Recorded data
┌──
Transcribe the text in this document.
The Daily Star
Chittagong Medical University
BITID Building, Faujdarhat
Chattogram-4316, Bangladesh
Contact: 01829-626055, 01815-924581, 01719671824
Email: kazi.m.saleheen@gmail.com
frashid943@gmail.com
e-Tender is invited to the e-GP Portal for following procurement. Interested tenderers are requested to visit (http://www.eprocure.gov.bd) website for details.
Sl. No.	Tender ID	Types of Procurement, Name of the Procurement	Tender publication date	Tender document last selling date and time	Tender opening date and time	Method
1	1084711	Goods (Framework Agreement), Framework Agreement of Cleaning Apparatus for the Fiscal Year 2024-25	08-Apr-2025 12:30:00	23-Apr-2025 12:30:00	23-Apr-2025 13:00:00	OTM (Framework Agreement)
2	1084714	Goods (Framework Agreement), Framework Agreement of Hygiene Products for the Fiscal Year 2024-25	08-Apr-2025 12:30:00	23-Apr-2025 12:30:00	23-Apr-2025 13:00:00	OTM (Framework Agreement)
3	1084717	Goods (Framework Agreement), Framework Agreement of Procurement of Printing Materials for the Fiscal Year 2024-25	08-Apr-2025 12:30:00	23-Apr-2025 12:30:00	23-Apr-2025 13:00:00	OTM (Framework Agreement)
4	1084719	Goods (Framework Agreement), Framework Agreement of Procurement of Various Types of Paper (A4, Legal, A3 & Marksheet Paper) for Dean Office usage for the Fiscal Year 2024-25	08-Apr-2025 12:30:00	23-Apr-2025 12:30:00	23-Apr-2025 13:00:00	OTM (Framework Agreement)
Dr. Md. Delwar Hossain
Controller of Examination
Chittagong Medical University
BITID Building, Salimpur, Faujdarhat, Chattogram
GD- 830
└──
Stated goal: Check each line of the data above for the word "BITID" and say how many lines contain it, giving nothing besides the number.

Problem solution: 2